Challenge => Find the word "Syllabus" in the material below and gather every line that contains it.

— begin Working data —

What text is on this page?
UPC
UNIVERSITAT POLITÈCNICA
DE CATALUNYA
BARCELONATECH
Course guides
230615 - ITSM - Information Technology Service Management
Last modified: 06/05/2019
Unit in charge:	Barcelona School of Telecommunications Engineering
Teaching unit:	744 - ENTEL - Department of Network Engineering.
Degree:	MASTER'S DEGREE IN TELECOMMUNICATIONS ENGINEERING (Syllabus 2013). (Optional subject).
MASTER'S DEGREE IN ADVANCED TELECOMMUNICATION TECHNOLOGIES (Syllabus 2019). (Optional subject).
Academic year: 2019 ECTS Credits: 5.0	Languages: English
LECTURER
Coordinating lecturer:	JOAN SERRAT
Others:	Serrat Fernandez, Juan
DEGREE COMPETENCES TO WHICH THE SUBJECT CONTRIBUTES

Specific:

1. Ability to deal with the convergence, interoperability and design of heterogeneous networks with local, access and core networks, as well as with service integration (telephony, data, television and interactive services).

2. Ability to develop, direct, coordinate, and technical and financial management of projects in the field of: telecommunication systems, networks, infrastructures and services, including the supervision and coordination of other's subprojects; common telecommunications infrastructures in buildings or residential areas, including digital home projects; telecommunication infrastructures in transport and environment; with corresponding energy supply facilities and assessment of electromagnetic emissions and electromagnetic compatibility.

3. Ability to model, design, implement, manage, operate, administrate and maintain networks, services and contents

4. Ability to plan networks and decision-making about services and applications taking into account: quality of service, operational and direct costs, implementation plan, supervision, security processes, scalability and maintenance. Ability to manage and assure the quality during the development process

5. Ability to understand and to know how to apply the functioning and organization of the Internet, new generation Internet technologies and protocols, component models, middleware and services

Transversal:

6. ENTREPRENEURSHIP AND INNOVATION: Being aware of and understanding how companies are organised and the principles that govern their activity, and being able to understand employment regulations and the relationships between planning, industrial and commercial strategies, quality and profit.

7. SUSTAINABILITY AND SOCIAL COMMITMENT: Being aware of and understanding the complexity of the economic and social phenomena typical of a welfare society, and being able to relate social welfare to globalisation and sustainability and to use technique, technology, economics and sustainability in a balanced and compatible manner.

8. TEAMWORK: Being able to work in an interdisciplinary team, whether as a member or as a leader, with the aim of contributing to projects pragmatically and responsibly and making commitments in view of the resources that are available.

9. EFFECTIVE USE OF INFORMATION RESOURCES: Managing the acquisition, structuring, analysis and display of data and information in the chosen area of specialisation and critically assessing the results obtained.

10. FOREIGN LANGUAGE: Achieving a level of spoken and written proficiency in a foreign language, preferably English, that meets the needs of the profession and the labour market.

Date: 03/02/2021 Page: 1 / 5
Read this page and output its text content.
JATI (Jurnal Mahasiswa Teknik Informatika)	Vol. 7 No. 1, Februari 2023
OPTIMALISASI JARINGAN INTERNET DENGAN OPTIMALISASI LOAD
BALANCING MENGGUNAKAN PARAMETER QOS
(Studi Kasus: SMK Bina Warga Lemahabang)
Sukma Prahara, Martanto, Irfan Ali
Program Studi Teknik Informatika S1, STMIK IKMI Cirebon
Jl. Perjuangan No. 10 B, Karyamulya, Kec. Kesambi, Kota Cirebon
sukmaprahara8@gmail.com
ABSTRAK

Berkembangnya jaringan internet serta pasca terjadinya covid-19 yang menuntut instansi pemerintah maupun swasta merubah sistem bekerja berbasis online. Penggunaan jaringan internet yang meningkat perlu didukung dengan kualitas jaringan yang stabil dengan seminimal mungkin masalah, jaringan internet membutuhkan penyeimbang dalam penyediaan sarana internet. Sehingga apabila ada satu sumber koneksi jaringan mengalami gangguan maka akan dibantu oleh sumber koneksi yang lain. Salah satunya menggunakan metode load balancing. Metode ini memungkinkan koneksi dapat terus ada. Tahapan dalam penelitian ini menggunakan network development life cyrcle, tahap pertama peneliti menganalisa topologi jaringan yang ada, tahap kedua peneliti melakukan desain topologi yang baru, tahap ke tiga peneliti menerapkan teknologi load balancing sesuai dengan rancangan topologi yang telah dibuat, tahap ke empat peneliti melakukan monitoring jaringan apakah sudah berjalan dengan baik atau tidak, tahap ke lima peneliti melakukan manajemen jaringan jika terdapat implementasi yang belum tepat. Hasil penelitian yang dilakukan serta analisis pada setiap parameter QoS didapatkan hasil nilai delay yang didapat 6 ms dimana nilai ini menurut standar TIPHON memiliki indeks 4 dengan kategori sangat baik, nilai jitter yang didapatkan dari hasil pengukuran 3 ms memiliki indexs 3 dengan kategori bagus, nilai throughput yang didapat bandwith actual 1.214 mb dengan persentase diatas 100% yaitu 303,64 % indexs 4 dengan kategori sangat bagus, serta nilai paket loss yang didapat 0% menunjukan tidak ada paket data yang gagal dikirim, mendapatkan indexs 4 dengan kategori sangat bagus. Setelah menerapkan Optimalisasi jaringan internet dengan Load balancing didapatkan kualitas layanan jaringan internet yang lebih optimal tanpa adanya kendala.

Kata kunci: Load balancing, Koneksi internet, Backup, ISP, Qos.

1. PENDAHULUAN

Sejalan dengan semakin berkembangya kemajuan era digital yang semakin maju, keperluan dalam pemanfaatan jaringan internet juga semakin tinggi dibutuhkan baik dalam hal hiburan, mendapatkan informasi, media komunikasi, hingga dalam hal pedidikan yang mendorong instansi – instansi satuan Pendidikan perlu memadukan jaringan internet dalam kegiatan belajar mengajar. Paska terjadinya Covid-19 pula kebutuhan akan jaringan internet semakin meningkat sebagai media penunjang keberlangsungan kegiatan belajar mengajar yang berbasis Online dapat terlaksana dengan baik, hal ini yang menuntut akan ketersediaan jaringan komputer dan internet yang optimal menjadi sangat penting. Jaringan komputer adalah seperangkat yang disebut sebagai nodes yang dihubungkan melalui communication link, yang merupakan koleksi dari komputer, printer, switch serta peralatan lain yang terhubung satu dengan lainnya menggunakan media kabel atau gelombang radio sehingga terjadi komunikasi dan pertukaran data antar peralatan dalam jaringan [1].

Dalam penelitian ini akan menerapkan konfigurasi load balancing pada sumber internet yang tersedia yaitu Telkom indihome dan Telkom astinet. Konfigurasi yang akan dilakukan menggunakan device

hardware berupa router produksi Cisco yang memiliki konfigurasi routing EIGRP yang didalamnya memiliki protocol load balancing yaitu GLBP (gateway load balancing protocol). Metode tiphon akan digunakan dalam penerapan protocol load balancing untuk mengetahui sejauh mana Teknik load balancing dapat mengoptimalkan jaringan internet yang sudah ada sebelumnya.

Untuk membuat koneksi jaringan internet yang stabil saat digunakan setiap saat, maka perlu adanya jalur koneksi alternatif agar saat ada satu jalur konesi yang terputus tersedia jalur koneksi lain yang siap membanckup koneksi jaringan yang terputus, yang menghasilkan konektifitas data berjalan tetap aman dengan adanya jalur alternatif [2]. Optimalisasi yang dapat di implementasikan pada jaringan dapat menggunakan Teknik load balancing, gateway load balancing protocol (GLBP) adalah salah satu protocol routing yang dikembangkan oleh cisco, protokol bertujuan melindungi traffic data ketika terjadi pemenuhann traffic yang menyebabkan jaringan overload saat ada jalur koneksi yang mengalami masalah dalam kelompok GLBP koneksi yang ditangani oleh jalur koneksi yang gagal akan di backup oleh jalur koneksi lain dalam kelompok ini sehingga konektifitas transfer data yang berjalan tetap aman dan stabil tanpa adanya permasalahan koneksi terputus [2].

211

— end Working data —

Expected answer =>
Degree:	MASTER'S DEGREE IN TELECOMMUNICATIONS ENGINEERING (Syllabus 2013). (Optional subject).
MASTER'S DEGREE IN ADVANCED TELECOMMUNICATION TECHNOLOGIES (Syllabus 2019). (Optional subject).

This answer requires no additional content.